#### Istruzioni dell'esercizio
a. Secondo il brano selezionato, Platone, pur definendo la morte un "non essere nulla", non riesce a renderla qualcosa di nullo. Spieghi perché, in base alle motivazioni fornite dal brano.
b. Secondo il brano selezionato, dove si cercherebbe ancora qualcosa di simile al nulla?
c. Aggiorni il passo del brano selezionato che comincia con "Che dunque nella" e finisce con "Cioè all’intera natura?", sostituendo "gruppo" con "branco".

#### Brano selezionato

Che dunque nella trasmissione genetica, la famosa selezione della specie, e cioè nella riproduzione cellulare, il più forte prevale a fecondare il gruppo, non tanto per trasmettere le caratteristiche genetiche, ma per trasmettere la maggiore quantità di questi tipi di “triplette di Dio” che saranno la fonte stimolatrice di tutte le altre triplette e che determineranno le capacità di connessione e di concatenamento dell’organismo intero nel rapporto con sé stesso a partire da ogni suo nucleotide fino al completo organismo prodotto e tutto ciò che è esterno a esso a cui appartiene?
Cioè all’intera natura?
Quante più “triplette Dio” un organismo cellulare possiede, maggiori sono le combinazioni chimiche in grado di svolgersi nella cellula, maggiori dunque la capacità estrinseche dell’organismo nel feroce rapporto con la natura globale nella quale queste “triplette Dio” lo costringono ad esistere e ad essere.
A questo punto verrebbe a decadere l’eterna domanda che si fanno gli uomini a proposito dell’importanza della vita e la disperazione che suscita nella risposta al fatto che essa cede alla morte. Questa tanto osannata vita data da Dio. Da “tripletta Dio”?
Citando Platone, “se la morte è non essere nulla e non provare più alcuna sensazione, come in un lungo e dolcissimo sonno senza sogni, oppure è un trapasso e un trasloco dell’anima da qui a un altro luogo, dove, se è vero quel che si dice, incontrerà le anime degli altri morti e potrà dialogare con menti straordinarie come quelle di Omero e di odisseo” il povero Platone, anche lui e Socrate per lui, lì al fine del suo esistere in quel carcere di Atene, nel definire la morte un “non essere nulla”, il Platone la paragona ad un “dolcissimo sonno senza sogni” e questo sta a significare che comunque lui cita il sogno e il sonno che sono qualcosa. Entrambe reazioni chimiche e fisiche. Inoltre Platone insiste addirittura con la metempsicosi.
Dunque lo stesso Platone nel dare una definizione di nulla alla morte non riesce a rendere la morte qualcosa di nullo. Dando al nullo la sua accezione reale che meriterebbe di avere, ma che a quanto pare è impossibile per l’uomo dargli. Non so molto sul tema, ma pare che si cerchi ancora qualcosa di simile al nulla nei bosoni di Higgs, che sono la derivazione di qualcosa che genera il nulla e dal nulla. Insomma, un cane che si morde la coda, generato dal perpetuo gioco esistenza tra l’esistere e il non esistere. https://youtu.be/8b-ItLX8uzk
Se dunque alla fine il nostro esistere dipende da delle “triplette Dio” che inibite fanno cessare l’ esistere?

#### Righe fornite
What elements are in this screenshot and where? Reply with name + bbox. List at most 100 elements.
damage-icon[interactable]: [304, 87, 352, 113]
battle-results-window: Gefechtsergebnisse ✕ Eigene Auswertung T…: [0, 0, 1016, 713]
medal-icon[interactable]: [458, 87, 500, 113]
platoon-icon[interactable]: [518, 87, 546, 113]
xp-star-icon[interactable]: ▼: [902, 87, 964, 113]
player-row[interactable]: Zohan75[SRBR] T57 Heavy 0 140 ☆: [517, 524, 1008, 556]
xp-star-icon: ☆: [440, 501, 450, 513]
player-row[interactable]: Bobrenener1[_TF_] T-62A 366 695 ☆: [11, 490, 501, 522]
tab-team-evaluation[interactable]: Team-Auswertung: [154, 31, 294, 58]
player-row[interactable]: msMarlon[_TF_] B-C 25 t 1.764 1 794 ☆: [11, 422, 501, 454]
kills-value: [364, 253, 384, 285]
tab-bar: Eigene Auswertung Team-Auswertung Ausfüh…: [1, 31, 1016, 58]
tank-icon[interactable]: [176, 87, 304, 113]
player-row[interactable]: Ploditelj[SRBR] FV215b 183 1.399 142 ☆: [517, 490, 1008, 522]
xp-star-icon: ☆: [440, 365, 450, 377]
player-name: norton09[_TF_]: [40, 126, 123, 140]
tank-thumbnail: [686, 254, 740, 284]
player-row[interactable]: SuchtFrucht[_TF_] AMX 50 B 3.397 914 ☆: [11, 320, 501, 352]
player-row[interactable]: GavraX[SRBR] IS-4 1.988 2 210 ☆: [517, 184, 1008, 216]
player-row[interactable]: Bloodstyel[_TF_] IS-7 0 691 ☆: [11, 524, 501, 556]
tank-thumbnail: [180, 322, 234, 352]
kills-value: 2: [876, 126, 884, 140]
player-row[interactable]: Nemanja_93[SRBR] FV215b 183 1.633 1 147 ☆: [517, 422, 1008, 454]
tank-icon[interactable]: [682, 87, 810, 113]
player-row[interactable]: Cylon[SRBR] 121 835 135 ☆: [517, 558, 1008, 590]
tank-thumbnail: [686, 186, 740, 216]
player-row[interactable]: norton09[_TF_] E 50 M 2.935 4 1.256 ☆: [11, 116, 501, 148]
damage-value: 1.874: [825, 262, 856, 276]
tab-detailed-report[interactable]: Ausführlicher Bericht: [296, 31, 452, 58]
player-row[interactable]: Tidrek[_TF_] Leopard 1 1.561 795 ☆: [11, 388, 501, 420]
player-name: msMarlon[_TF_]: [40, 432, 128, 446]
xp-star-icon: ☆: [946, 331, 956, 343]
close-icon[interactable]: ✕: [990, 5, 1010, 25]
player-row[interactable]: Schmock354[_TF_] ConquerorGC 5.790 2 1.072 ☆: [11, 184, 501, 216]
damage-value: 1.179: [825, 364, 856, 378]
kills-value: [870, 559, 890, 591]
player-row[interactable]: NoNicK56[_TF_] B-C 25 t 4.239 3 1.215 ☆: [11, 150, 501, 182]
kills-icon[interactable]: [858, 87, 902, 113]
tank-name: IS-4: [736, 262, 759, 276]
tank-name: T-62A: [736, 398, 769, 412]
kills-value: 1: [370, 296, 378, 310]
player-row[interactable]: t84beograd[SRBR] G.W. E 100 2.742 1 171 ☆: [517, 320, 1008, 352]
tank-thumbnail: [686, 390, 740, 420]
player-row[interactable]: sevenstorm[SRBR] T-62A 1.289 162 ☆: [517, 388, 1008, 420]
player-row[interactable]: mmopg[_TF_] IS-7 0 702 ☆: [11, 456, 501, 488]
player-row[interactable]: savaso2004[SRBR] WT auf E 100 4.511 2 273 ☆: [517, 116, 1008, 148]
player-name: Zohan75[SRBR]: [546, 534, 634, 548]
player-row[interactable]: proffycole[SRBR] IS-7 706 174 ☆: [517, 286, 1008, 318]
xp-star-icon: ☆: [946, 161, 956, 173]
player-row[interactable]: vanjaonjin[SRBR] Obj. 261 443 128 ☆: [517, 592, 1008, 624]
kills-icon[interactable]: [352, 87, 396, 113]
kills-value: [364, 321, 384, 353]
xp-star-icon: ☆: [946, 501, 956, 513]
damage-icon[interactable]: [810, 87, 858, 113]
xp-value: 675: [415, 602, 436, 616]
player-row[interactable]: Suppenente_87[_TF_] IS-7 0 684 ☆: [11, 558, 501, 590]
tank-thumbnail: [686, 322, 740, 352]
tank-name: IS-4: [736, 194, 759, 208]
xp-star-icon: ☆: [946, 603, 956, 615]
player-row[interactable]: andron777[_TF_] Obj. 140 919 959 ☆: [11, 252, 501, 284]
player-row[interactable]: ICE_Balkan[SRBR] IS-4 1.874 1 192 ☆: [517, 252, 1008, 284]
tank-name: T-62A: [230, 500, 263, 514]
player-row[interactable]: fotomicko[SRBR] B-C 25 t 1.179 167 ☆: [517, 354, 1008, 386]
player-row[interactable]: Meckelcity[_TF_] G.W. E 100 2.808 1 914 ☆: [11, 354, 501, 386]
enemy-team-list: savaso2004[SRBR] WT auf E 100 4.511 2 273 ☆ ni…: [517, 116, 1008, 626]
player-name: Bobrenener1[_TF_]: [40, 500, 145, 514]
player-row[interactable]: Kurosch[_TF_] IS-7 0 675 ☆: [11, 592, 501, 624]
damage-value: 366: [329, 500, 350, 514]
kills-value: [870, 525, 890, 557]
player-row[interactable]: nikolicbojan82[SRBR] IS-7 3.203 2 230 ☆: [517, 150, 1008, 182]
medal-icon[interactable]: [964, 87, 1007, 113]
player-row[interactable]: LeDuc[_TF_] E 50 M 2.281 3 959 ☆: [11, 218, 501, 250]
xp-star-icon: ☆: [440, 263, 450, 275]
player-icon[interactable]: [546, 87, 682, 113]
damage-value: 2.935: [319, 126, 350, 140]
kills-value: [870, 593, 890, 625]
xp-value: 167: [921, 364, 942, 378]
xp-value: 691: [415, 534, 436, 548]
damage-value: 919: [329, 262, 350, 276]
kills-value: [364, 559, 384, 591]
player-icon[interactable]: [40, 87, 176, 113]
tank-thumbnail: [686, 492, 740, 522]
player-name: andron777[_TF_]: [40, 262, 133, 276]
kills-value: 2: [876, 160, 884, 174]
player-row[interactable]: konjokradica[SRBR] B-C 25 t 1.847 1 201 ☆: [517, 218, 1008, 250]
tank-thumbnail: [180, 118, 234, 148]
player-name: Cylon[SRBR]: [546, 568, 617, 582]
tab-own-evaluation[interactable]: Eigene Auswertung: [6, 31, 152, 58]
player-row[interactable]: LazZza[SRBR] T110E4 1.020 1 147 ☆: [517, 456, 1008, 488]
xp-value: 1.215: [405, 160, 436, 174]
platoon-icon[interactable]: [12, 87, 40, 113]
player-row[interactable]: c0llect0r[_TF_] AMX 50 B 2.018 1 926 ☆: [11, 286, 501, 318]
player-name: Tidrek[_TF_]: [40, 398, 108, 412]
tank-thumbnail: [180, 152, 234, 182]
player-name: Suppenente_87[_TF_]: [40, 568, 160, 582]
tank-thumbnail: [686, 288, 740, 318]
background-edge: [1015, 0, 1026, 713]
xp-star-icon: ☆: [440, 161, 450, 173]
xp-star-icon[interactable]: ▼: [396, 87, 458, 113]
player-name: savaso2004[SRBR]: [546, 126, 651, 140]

#### Soluzioni in ordine
a. Platone paragona la morte a un "dolcissimo sonno senza sogni". In questo modo richiama il sonno e il sogno, che sono comunque qualcosa, cioè reazioni chimiche e fisiche. Inoltre insiste sulla metempsicosi.

b. Nei bosoni di Higgs.

c.
Che dunque nella trasmissione genetica, la famosa selezione della specie, e cioè nella riproduzione cellulare, il più forte prevale a fecondare il branco, non tanto per trasmettere le caratteristiche genetiche, ma per trasmettere la maggiore quantità di questi tipi di “triplette di Dio” che saranno la fonte stimolatrice di tutte le altre triplette e che determineranno le capacità di connessione e di concatenamento dell’organismo intero nel rapporto con sé stesso a partire da ogni suo nucleotide fino al completo organismo prodotto e tutto ciò che è esterno a esso a cui appartiene?
Cioè all’intera natura?